───── Records to process

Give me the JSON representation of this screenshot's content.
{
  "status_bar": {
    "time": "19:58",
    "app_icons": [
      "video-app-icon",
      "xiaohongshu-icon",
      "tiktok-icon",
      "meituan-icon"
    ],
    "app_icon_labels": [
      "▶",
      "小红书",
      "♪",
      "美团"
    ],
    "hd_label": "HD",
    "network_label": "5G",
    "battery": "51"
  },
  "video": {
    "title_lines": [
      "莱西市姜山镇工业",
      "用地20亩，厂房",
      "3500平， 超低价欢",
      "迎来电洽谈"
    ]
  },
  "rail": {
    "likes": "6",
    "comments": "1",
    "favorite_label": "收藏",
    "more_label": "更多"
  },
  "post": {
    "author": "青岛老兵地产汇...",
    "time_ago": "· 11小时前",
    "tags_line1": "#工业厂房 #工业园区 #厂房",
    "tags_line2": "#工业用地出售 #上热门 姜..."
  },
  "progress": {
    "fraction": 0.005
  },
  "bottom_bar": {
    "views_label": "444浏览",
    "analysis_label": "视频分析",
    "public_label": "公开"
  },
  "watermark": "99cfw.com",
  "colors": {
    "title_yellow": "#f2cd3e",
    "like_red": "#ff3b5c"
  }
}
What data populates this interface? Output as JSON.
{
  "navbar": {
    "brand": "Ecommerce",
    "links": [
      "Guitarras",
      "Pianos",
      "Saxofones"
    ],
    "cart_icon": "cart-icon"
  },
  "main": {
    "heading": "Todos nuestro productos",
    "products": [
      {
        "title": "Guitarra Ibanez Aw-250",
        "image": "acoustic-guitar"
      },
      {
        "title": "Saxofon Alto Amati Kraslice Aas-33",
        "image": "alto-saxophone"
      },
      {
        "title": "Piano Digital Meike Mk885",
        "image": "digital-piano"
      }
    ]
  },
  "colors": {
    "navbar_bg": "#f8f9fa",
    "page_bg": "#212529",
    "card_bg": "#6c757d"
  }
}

──────────

(Task statement) Search the records for the word "this" and copy every line where it occurs.

(Solution)
Give me the JSON representation of this screenshot's content.
What data populates this interface? Output as JSON.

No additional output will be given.